# [EXERCISE AIM]
Isolate every line in the records below with "жизнь" in it.
— start RECORDS FOR THIS EXERCISE —
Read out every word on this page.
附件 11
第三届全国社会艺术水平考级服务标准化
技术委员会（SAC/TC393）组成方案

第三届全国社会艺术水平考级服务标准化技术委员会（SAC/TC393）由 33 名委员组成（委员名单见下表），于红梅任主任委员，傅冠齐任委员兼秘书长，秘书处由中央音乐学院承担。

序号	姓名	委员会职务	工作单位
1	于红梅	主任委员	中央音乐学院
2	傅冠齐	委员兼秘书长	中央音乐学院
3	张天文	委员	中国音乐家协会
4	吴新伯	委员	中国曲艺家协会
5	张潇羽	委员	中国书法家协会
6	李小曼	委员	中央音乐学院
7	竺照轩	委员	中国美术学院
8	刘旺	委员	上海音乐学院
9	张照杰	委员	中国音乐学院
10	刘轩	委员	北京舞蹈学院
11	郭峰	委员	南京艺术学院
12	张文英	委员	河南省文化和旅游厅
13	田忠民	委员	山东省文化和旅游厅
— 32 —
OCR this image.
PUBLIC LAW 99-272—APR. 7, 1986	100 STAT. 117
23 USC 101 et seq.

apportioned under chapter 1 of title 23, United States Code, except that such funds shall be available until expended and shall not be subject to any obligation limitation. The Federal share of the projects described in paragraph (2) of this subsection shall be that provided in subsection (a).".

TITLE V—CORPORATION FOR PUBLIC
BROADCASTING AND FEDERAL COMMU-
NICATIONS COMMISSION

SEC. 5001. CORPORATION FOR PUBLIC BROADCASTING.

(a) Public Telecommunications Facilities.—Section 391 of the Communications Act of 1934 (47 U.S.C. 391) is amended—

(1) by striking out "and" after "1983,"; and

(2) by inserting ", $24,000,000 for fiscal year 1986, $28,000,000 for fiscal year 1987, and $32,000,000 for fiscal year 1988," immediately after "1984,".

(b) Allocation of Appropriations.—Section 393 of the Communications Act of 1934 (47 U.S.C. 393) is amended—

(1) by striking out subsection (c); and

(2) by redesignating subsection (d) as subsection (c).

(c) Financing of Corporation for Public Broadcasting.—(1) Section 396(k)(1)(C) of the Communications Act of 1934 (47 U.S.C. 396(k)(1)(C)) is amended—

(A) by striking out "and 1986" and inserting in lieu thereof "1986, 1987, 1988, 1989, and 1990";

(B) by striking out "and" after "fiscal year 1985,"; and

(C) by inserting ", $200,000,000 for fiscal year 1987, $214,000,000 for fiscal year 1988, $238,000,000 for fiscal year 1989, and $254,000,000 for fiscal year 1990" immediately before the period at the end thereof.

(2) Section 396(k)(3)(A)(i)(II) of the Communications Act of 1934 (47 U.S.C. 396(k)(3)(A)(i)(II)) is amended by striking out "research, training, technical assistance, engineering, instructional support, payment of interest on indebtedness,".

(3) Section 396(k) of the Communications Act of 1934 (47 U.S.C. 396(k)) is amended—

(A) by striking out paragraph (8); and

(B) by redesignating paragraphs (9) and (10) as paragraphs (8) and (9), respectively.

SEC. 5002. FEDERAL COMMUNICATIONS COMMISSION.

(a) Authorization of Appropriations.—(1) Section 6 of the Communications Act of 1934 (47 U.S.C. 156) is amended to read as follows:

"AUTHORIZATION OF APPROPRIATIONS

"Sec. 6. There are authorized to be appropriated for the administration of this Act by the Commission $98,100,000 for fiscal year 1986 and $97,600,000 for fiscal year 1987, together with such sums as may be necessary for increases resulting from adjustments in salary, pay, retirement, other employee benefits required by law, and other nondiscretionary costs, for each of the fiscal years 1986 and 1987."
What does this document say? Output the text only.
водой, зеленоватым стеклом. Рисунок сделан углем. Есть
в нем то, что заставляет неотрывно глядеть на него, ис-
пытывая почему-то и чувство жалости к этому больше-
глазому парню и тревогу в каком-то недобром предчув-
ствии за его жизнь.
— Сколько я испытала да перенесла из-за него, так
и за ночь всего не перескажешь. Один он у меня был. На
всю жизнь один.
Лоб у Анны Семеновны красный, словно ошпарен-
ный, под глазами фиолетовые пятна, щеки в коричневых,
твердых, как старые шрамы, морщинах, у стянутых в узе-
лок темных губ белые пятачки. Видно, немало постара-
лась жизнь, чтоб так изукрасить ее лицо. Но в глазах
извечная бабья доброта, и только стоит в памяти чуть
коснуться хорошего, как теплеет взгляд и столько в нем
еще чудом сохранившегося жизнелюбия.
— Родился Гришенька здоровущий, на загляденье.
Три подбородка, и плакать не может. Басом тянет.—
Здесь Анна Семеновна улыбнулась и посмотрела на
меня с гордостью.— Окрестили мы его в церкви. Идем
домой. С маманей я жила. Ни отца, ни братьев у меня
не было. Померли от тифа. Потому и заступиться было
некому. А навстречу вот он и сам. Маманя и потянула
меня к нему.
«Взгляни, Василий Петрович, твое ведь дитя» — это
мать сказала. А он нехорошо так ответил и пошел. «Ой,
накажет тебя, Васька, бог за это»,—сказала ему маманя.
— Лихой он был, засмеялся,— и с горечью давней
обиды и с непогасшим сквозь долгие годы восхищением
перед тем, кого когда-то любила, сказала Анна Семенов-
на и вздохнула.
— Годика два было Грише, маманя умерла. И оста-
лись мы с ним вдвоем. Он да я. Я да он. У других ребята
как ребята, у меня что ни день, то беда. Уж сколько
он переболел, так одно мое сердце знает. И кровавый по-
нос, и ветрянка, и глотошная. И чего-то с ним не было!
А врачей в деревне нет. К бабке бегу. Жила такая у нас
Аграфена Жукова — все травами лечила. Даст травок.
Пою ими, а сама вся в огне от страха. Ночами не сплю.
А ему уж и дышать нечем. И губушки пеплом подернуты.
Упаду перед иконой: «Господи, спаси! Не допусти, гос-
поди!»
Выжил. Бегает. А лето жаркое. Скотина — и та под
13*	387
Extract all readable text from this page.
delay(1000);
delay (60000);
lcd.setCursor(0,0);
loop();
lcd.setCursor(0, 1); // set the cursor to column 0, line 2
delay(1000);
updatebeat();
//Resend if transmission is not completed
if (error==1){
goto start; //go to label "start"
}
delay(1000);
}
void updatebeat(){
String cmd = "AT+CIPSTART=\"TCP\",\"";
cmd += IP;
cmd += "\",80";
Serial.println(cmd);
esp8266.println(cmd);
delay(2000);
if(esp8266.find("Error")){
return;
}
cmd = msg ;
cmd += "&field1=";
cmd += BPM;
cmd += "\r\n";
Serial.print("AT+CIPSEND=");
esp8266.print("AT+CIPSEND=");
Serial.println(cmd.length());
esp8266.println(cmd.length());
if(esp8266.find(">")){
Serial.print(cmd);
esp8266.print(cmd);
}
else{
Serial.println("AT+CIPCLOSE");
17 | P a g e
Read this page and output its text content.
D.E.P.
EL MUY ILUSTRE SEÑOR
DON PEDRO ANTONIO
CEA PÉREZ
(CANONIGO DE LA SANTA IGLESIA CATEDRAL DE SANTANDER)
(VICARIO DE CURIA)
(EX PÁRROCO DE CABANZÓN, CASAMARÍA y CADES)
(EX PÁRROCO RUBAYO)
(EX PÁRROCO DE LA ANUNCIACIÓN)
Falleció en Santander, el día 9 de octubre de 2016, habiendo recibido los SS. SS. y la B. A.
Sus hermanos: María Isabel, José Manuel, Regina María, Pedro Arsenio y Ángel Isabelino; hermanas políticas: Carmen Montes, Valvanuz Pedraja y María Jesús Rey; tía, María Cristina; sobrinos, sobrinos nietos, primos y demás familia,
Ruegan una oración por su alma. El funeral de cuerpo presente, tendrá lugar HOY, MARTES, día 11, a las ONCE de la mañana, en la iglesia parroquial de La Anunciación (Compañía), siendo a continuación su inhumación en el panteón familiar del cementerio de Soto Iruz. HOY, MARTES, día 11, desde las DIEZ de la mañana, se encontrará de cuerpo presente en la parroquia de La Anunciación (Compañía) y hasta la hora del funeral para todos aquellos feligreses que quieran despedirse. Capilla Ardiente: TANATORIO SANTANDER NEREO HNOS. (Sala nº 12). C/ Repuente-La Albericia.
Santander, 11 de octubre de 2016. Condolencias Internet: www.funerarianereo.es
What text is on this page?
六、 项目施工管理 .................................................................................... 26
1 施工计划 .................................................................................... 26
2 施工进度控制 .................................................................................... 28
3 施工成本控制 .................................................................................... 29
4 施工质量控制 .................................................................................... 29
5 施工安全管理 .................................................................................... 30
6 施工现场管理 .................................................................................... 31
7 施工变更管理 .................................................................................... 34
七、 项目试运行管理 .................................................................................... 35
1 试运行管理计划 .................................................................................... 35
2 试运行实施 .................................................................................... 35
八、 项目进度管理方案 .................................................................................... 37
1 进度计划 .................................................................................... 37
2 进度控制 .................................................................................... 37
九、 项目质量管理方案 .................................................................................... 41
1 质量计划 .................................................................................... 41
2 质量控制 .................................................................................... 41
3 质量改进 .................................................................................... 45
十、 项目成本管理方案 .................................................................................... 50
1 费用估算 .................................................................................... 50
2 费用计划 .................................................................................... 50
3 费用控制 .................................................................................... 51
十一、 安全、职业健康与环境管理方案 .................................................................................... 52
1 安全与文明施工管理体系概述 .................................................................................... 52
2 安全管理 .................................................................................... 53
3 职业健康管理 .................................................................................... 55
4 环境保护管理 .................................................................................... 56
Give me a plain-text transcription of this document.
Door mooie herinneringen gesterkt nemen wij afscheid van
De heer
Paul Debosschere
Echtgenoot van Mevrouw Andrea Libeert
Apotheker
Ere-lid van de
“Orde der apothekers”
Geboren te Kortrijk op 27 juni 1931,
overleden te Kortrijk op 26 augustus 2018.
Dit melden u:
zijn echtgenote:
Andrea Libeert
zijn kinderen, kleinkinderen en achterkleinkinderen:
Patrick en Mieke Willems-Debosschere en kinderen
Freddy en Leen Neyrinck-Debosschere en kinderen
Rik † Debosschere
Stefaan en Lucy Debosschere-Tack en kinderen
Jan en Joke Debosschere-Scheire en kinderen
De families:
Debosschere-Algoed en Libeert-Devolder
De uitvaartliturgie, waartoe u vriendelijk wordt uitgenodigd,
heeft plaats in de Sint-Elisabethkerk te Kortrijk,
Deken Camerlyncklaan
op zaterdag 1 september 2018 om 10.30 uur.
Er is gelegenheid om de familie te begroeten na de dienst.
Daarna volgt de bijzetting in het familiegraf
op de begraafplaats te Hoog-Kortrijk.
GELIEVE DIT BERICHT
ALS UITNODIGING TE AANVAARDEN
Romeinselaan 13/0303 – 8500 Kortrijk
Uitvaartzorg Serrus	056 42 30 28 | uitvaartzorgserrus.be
— end RECORDS FOR THIS EXERCISE —
# [ANSWER IN FULL]
ствии за его жизнь.
всю жизнь один.
лась жизнь, чтоб так изукрасить ее лицо. Но в глазах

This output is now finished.